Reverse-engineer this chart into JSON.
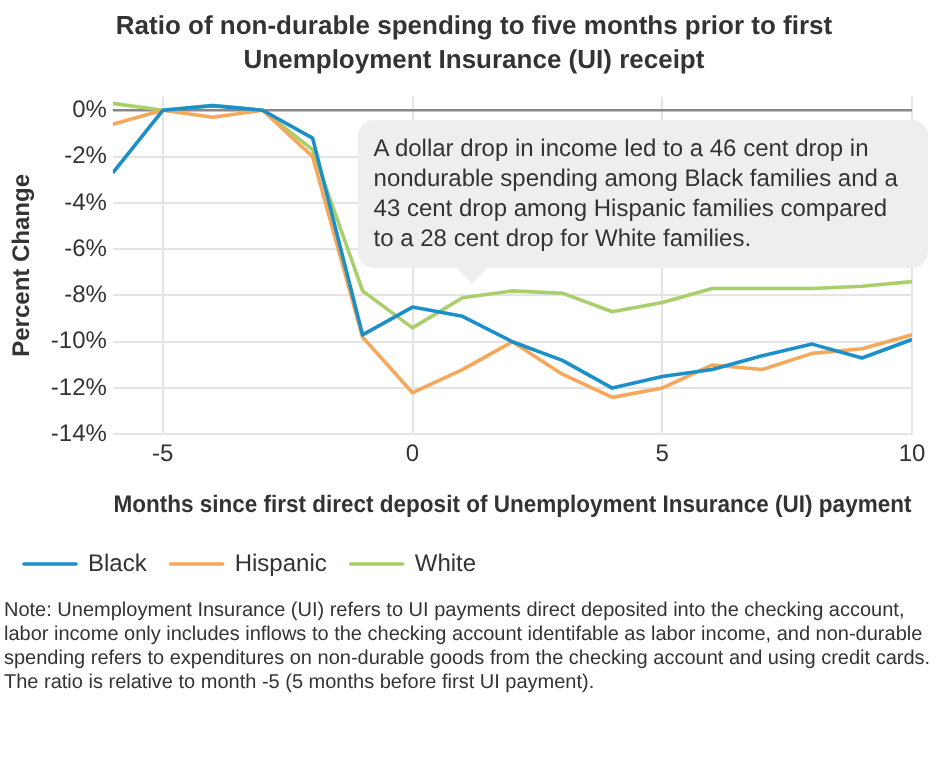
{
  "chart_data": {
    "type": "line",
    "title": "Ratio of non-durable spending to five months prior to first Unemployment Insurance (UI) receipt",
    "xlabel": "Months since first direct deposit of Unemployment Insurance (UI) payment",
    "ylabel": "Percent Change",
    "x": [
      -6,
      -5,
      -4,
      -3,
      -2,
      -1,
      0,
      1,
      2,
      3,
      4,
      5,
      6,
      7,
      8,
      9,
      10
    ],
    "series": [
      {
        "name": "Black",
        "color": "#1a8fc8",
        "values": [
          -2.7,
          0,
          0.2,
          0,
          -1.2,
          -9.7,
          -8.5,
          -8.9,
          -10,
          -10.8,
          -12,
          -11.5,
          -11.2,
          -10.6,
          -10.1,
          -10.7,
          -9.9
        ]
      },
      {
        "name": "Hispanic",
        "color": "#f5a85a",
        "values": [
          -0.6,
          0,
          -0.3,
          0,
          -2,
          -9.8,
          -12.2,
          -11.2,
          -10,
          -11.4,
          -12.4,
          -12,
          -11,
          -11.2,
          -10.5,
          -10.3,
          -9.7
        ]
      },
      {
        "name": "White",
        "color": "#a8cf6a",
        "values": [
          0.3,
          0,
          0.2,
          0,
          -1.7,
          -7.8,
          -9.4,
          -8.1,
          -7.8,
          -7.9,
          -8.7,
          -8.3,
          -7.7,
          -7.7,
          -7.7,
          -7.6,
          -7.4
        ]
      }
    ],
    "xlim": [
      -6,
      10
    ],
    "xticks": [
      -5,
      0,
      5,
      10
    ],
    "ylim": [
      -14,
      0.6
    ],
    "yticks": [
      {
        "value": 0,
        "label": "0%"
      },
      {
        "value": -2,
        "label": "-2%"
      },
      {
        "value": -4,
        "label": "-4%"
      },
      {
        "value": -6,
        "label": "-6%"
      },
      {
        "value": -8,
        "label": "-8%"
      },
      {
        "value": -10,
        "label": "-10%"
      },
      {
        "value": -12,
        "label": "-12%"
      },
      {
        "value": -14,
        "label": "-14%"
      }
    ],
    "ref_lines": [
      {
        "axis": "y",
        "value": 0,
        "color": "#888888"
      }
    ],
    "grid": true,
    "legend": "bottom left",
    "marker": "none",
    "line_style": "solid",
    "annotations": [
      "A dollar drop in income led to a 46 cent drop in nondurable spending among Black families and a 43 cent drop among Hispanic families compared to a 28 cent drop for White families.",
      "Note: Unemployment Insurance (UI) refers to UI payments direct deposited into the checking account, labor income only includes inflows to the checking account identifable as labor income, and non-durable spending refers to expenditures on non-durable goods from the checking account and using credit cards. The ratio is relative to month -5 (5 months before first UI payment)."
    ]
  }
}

- - - - -

EXERCISE REQUIREMENTS -
Reproduce the entries above word for word. Pictures stay out.

WRITTEN REPLY -
Reverse-engineer this chart into JSON.
{
  "chart_data": {
    "type": "line",
    "title": "Ratio of non-durable spending to five months prior to first Unemployment Insurance (UI) receipt",
    "xlabel": "Months since first direct deposit of Unemployment Insurance (UI) payment",
    "ylabel": "Percent Change",
    "x": [
      -6,
      -5,
      -4,
      -3,
      -2,
      -1,
      0,
      1,
      2,
      3,
      4,
      5,
      6,
      7,
      8,
      9,
      10
    ],
    "series": [
      {
        "name": "Black",
        "color": "#1a8fc8",
        "values": [
          -2.7,
          0,
          0.2,
          0,
          -1.2,
          -9.7,
          -8.5,
          -8.9,
          -10,
          -10.8,
          -12,
          -11.5,
          -11.2,
          -10.6,
          -10.1,
          -10.7,
          -9.9
        ]
      },
      {
        "name": "Hispanic",
        "color": "#f5a85a",
        "values": [
          -0.6,
          0,
          -0.3,
          0,
          -2,
          -9.8,
          -12.2,
          -11.2,
          -10,
          -11.4,
          -12.4,
          -12,
          -11,
          -11.2,
          -10.5,
          -10.3,
          -9.7
        ]
      },
      {
        "name": "White",
        "color": "#a8cf6a",
        "values": [
          0.3,
          0,
          0.2,
          0,
          -1.7,
          -7.8,
          -9.4,
          -8.1,
          -7.8,
          -7.9,
          -8.7,
          -8.3,
          -7.7,
          -7.7,
          -7.7,
          -7.6,
          -7.4
        ]
      }
    ],
    "xlim": [
      -6,
      10
    ],
    "xticks": [
      -5,
      0,
      5,
      10
    ],
    "ylim": [
      -14,
      0.6
    ],
    "yticks": [
      {
        "value": 0,
        "label": "0%"
      },
      {
        "value": -2,
        "label": "-2%"
      },
      {
        "value": -4,
        "label": "-4%"
      },
      {
        "value": -6,
        "label": "-6%"
      },
      {
        "value": -8,
        "label": "-8%"
      },
      {
        "value": -10,
        "label": "-10%"
      },
      {
        "value": -12,
        "label": "-12%"
      },
      {
        "value": -14,
        "label": "-14%"
      }
    ],
    "ref_lines": [
      {
        "axis": "y",
        "value": 0,
        "color": "#888888"
      }
    ],
    "grid": true,
    "legend": "bottom left",
    "marker": "none",
    "line_style": "solid",
    "annotations": [
      "A dollar drop in income led to a 46 cent drop in nondurable spending among Black families and a 43 cent drop among Hispanic families compared to a 28 cent drop for White families.",
      "Note: Unemployment Insurance (UI) refers to UI payments direct deposited into the checking account, labor income only includes inflows to the checking account identifable as labor income, and non-durable spending refers to expenditures on non-durable goods from the checking account and using credit cards. The ratio is relative to month -5 (5 months before first UI payment)."
    ]
  }
}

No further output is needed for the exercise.